I genuinely think that everyone is so jaded by last season (covid and lack of practice, fell off rails). I don’t blame them either. I look at Wisconsin’s defense and they do it with less talent, less speed and honestly perform against top end talent with all of that. There is no reason this defense can’t be at least good. I get we aren’t perfect at every position, we never will be- we aren’t in that recruiting tear. This team with this talent, can be good though- top 4 in the big ten. If you throw out OSU, this defense has enough to be challenging for second best team in the big ten if the offense can provide enough. I happen to think the defense will be more consistent than the offense, hot take- I know. Health matters especially on the line as there is no depth for their needs of size but I’m staying optimistic. Seems every year we’ve had a major change defensive coordinator wise- the defense has been above expectation. I feel the same this year. Go Blue. 

Sleepy

August 31st, 2021 at 10:50 AM ^

I look at Wisconsin’s defense and they do it with less talent, less speed and honestly perform against top end talent with all of that.

They really, really don’t…

Since 2008, UM is 5-18 against OSU & PSU.

Since 2008, UW is 2-15 against OSU & PSU.


Since 2011, UM is 5-12 against OSU & PSU.

Since 2011, UW is 1-12 against OSU & PSU.


Since 2015, UM is 3-8 against OSU & PSU.

Since 2015, UW is 0-6 against OSU & PSU.

dragonchild

August 31st, 2021 at 10:09 AM ^

The effectiveness of the 5-2 is really going to come down to whether or not it can dictate the flow of the game.  If five linemen is too much for the opposing O-line to handle and the QB keeps getting Hutch in his face, there will be mistakes and breakdowns to take advantage of.

However, I'm skeptical this unit has the talent it needs to do so.  The interior is still soft, the CBs are slow, and the linebacker unit--which is now tasked with doing more--is young and thin.

My point is that the defense is probably going to give Brian plenty of evidence to BPONE with, but I don't know if this season's results will be an indictment of the scheme.  Right now, they don't have the personnel to run any defense.

▸ **Required tasks**
• a. Decide whether each statement below agrees with the forum discussion of Michigan's defense. Answer yes or no for each, and quote the deciding words of the discussion. (i) Since 2015, UW is 0-6 against OSU and PSU. (ii) One commenter calls the CBs fast. (iii) The opening post predicts the offense will be more consistent than the defense.
• b. Switch "UW" to "Wisconsin" and write out the forum discussion of Michigan's defense between "Since 2008, UW is" and "0-6 against OSU & PSU.", inclusive.
• c. Proceed with the forum discussion of Michigan's defense, continuing on from the point where it ends.

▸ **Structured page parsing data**
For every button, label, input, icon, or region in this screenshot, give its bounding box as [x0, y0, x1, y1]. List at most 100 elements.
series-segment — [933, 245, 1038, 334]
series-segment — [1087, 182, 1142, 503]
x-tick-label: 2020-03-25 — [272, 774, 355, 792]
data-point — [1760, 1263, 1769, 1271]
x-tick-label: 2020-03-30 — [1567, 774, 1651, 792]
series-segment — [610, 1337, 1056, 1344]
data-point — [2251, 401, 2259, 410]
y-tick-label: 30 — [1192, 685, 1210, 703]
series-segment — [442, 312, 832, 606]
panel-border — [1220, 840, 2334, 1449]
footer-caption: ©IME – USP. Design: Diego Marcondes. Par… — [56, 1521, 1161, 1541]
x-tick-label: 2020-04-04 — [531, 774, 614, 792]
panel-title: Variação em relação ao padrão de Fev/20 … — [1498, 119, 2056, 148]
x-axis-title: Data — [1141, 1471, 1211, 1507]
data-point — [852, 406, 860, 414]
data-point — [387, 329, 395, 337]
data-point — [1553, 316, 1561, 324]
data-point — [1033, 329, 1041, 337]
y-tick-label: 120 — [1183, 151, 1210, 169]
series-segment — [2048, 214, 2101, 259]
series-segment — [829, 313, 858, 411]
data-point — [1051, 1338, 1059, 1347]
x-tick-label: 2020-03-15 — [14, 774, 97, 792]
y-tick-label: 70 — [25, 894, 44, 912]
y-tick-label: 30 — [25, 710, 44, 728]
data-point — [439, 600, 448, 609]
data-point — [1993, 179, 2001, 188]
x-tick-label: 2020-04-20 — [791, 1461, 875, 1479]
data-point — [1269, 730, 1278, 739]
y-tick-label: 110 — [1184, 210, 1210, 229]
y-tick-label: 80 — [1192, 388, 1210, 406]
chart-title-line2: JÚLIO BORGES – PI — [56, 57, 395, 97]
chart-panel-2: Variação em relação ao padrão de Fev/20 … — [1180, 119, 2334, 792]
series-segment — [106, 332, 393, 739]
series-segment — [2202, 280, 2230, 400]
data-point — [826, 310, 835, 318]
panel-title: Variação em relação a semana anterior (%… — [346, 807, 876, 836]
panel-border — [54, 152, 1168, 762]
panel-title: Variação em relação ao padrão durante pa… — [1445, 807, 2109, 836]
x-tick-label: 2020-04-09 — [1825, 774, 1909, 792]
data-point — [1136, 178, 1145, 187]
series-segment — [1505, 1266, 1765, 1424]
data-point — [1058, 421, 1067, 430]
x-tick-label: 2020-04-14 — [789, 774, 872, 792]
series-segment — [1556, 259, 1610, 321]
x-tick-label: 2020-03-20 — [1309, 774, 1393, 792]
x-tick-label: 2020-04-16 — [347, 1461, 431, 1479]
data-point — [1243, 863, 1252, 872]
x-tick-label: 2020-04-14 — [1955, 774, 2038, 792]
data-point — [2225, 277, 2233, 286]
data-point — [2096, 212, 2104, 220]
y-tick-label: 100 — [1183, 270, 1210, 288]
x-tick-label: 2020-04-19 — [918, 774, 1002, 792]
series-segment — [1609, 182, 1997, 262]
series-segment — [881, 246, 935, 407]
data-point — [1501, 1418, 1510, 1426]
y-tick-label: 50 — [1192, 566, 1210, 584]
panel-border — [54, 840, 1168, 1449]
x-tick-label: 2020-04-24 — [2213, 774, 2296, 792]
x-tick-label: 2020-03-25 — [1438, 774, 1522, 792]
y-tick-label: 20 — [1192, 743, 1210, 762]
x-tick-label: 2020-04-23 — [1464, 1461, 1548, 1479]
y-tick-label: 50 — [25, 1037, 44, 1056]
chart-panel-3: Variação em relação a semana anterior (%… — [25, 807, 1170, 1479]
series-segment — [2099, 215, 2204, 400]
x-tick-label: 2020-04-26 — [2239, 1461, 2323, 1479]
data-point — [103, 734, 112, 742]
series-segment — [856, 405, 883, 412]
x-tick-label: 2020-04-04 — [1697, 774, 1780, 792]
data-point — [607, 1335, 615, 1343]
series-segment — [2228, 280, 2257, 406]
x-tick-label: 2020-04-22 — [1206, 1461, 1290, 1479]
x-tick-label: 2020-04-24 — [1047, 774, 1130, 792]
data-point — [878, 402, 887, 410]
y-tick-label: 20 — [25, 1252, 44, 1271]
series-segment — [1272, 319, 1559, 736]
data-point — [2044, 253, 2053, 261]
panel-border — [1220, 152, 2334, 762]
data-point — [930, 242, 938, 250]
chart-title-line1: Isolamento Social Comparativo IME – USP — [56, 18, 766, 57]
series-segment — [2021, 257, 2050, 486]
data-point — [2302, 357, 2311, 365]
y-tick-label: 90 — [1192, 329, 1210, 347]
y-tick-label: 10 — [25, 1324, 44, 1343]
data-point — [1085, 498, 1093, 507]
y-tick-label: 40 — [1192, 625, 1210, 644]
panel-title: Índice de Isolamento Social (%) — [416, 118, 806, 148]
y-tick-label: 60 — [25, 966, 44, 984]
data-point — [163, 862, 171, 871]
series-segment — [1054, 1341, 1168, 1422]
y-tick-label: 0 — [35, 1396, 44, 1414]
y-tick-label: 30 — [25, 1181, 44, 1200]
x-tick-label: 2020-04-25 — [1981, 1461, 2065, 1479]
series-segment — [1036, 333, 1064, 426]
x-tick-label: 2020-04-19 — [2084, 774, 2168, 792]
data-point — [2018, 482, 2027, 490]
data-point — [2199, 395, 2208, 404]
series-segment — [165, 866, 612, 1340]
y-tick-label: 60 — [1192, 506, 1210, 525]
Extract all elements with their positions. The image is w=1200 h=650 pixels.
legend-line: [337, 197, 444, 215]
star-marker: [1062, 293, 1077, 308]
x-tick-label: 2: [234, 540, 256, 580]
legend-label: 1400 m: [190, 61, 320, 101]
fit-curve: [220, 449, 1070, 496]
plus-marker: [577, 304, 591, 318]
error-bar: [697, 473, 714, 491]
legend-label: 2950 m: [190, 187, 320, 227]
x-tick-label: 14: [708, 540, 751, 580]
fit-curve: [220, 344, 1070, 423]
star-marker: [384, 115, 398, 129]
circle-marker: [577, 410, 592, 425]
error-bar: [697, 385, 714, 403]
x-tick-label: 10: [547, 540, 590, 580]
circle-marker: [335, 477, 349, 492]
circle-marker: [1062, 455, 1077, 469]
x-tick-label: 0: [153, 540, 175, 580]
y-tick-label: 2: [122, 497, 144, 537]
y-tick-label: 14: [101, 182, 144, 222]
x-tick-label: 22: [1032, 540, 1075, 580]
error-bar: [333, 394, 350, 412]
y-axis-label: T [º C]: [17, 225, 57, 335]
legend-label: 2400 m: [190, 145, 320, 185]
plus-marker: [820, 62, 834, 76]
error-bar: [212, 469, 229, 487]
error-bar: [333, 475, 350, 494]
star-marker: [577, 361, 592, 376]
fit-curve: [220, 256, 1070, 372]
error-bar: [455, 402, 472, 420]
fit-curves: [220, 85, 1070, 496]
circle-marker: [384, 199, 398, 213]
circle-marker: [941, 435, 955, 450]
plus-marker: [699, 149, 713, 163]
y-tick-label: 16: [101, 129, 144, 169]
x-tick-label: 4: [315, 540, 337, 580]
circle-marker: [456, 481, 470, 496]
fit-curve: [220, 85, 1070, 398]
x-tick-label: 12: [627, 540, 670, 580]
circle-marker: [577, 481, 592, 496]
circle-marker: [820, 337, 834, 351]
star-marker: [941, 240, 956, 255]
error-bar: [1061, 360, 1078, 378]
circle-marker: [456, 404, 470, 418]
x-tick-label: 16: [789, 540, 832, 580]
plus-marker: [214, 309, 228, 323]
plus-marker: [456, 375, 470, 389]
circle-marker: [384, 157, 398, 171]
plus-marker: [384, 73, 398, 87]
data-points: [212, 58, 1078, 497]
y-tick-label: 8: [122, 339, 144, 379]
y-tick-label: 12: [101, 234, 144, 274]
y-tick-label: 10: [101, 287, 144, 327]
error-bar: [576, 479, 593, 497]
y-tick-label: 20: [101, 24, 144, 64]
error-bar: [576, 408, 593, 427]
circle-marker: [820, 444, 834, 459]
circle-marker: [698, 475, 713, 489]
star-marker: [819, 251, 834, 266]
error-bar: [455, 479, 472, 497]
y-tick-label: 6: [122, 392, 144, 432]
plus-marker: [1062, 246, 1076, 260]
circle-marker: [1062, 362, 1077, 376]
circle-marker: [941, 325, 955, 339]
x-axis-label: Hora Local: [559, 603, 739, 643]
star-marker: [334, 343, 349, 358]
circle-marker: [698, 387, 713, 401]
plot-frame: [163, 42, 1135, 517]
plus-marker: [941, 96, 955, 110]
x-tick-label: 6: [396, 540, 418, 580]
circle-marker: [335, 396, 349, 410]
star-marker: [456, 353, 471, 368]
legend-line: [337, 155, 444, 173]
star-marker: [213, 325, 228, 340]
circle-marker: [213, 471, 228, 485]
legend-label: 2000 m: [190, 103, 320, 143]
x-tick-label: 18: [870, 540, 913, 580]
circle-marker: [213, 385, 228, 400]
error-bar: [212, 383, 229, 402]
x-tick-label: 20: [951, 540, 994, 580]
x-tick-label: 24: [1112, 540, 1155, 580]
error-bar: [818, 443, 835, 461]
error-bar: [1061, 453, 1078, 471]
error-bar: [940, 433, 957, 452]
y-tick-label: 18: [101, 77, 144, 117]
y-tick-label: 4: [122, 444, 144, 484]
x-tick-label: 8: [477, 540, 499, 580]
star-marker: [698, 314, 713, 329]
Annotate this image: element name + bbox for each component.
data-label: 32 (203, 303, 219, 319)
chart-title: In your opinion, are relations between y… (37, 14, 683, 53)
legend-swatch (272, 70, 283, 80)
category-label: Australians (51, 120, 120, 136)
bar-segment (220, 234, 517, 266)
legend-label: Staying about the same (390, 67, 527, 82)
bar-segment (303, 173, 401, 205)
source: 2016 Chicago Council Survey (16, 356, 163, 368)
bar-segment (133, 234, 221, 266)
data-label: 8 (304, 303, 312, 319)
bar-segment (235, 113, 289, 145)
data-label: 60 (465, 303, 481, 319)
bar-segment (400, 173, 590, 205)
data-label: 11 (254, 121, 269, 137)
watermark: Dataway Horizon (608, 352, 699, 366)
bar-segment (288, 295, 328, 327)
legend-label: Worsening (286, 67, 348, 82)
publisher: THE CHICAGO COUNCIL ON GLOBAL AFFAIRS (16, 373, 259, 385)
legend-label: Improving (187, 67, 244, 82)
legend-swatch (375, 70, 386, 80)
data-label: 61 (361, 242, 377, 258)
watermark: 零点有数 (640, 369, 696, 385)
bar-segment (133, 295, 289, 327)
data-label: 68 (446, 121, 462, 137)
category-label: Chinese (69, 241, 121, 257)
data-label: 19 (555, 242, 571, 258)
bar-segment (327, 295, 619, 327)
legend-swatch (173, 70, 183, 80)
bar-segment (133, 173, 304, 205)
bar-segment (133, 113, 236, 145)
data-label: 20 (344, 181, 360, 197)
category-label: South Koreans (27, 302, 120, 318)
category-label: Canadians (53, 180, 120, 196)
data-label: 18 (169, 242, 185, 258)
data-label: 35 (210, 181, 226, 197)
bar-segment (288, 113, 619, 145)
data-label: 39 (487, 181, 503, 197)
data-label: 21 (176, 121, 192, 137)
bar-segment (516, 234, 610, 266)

▸ **Exercise results**
• a.
(i) Yes: "Since 2015, UW is 0-6 against OSU & PSU."
(ii) No: "the CBs are slow"
(iii) No: "I happen to think the defense will be more consistent than the offense"

• b.
Since 2008, Wisconsin is 2-15 against OSU & PSU.


Since 2011, UM is 5-12 against OSU & PSU.

Since 2011, Wisconsin is 1-12 against OSU & PSU.


Since 2015, UM is 3-8 against OSU & PSU.

Since 2015, Wisconsin is 0-6 against OSU & PSU.

• c.
ak47

August 31st, 2021 at 10:14 AM ^

I'm a Ravens fan, the fact that the Ravens defense works has no bearing on the idea it could work at Michigan. The Ravens defense works because they recently moneyballed the shit out of the NFL by looking at analytics and realizing good corners were much more important than elite pass rushers. So they went out and built the best group of cornerbacks in the NFL and put big bodies on the defensive line that constrict the pocket and don't let running plays get the edge. The defense works because the defensive line takes away the run up the middle and they can trust every one of their defensive backs man to man. Pressure is generated from using the linebackers and safeties to blitz like crazy. If you can't trust your defensive backs one on one you can't blitz and you stop generating pressure. The defense relies on two big things to work, an incredibly strong interior defensive line that consistently wins on the ground and defensive backs that can handle consistent man to man on an island. Michigan has neither of those this year. Macdonald could be a good coordinator and adjust, but the defense as the Ravens run it won't work with the personnel Michigan currently has.

LeCheezus

September 1st, 2021 at 8:55 AM ^

The point is that it doesn't have to be built exactly the same way to be effective.  As Seth as said many times, they are going to take some risks and put guys where the offense doesn't expect them, and they will get some quick stops and turnovers.  They will also bust big from time to time.  This will probably be better on the whole than a defense that lets the other team's offense march down the field in 8-12 plays every drive.

As has also been repeated many times, the D had to scrap everything they worked on in spring and fall last year because it got torched.  They tried to play cover 2 and cover 3 and were awful.  Just actually doing what they practiced during the season should result in a significant improvement.

Brian Griese

August 31st, 2021 at 10:14 AM ^

Honestly, you can have saved time with this podcast and jumped straight to the reality of the situation: Everyone from insiders to the coaches to even a casual fan knows there are two great players on this defense, a lot of “could improve or could be solid”, not much depth, a new scheme and a tough schedule. We all know it’ll be tough sledding and I can live with the defense showing improvement throughout the year. 
 

If there was ever a season where Michigan under Harbaugh desperately needs to turn the offense loose it is this year. Use tempo. Embrace downfield passing. Pepper your best skill players until the other team stops it. Be aggressive on 4th down at almost all times. Use a 2 minute drill correctly. Our offense can be our best defense this year. The question is: Will Harbaugh embrace this thought or will it be more of the same offensively?

Carpetbagger

August 31st, 2021 at 10:24 AM ^

That works as long as that dynamic offense scores points. If it turns into The Rockettes it's a long long slog for the D.

That's the advantage of the original Harbaugh-ffense. Even if they didn't score they at least kept the D off the field a bunch and kept them fresh. With the lack of depth on D this year, THAT is the way I would go.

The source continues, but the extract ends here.